Problem requirements
Reproduce the data word for word, from the very beginning through the line containing "user-menu[interactable]: CRESCENT\salaudeen ▼", including that line.

Entries provided
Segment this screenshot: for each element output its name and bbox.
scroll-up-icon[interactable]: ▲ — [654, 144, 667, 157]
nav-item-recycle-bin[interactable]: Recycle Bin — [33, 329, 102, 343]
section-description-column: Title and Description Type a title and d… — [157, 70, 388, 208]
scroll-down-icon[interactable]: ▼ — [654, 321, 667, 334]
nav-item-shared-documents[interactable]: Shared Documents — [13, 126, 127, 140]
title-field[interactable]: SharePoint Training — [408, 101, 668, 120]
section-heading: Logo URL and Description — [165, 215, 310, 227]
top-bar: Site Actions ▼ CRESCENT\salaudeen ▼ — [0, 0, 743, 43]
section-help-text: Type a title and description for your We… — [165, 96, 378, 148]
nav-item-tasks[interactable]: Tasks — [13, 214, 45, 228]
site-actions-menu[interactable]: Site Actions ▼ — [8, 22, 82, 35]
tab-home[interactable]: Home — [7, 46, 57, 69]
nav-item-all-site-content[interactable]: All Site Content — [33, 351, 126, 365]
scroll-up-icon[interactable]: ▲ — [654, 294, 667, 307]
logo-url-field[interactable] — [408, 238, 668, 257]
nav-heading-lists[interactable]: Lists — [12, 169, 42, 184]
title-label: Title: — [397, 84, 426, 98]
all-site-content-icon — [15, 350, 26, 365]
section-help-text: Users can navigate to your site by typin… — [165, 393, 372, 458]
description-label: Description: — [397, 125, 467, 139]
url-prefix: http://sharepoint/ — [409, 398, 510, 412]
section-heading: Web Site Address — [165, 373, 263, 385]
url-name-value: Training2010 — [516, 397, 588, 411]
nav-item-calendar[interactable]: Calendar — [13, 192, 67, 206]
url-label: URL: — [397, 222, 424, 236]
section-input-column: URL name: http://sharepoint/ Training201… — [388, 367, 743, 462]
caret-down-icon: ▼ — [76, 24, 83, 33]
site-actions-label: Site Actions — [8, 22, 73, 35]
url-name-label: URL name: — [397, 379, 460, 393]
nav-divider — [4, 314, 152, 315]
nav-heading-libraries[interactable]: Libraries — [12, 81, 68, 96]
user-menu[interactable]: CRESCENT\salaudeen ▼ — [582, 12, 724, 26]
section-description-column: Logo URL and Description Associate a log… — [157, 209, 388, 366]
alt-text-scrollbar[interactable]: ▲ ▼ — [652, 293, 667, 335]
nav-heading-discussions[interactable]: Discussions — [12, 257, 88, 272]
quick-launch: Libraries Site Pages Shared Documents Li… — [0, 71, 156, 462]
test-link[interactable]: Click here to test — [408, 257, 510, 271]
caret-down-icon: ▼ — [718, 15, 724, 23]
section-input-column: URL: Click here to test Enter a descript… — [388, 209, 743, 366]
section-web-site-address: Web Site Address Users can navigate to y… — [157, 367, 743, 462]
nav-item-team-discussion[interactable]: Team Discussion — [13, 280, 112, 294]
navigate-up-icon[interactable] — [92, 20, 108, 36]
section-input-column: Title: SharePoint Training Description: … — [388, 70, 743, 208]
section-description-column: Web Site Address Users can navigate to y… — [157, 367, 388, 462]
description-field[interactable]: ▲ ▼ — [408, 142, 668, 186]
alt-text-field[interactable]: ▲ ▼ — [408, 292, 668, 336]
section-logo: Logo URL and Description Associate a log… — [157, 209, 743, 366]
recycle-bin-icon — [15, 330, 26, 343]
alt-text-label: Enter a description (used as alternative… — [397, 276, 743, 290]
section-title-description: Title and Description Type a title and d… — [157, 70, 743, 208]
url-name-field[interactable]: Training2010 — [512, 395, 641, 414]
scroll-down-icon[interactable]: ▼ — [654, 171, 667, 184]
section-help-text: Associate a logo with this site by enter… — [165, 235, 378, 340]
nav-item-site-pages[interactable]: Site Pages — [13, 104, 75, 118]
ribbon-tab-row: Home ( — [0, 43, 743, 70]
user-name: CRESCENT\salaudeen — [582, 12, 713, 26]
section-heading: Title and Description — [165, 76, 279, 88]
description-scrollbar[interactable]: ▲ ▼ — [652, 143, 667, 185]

Worked answer
Segment this screenshot: for each element output its name and bbox.
scroll-up-icon[interactable]: ▲ — [654, 144, 667, 157]
nav-item-recycle-bin[interactable]: Recycle Bin — [33, 329, 102, 343]
section-description-column: Title and Description Type a title and d… — [157, 70, 388, 208]
scroll-down-icon[interactable]: ▼ — [654, 321, 667, 334]
nav-item-shared-documents[interactable]: Shared Documents — [13, 126, 127, 140]
title-field[interactable]: SharePoint Training — [408, 101, 668, 120]
section-heading: Logo URL and Description — [165, 215, 310, 227]
top-bar: Site Actions ▼ CRESCENT\salaudeen ▼ — [0, 0, 743, 43]
section-help-text: Type a title and description for your We… — [165, 96, 378, 148]
nav-item-tasks[interactable]: Tasks — [13, 214, 45, 228]
site-actions-menu[interactable]: Site Actions ▼ — [8, 22, 82, 35]
tab-home[interactable]: Home — [7, 46, 57, 69]
nav-item-all-site-content[interactable]: All Site Content — [33, 351, 126, 365]
scroll-up-icon[interactable]: ▲ — [654, 294, 667, 307]
logo-url-field[interactable] — [408, 238, 668, 257]
nav-heading-lists[interactable]: Lists — [12, 169, 42, 184]
title-label: Title: — [397, 84, 426, 98]
all-site-content-icon — [15, 350, 26, 365]
section-help-text: Users can navigate to your site by typin… — [165, 393, 372, 458]
description-label: Description: — [397, 125, 467, 139]
url-prefix: http://sharepoint/ — [409, 398, 510, 412]
section-heading: Web Site Address — [165, 373, 263, 385]
url-name-value: Training2010 — [516, 397, 588, 411]
nav-item-calendar[interactable]: Calendar — [13, 192, 67, 206]
url-label: URL: — [397, 222, 424, 236]
section-input-column: URL name: http://sharepoint/ Training201… — [388, 367, 743, 462]
caret-down-icon: ▼ — [76, 24, 83, 33]
site-actions-label: Site Actions — [8, 22, 73, 35]
url-name-label: URL name: — [397, 379, 460, 393]
nav-divider — [4, 314, 152, 315]
nav-heading-libraries[interactable]: Libraries — [12, 81, 68, 96]
user-menu[interactable]: CRESCENT\salaudeen ▼ — [582, 12, 724, 26]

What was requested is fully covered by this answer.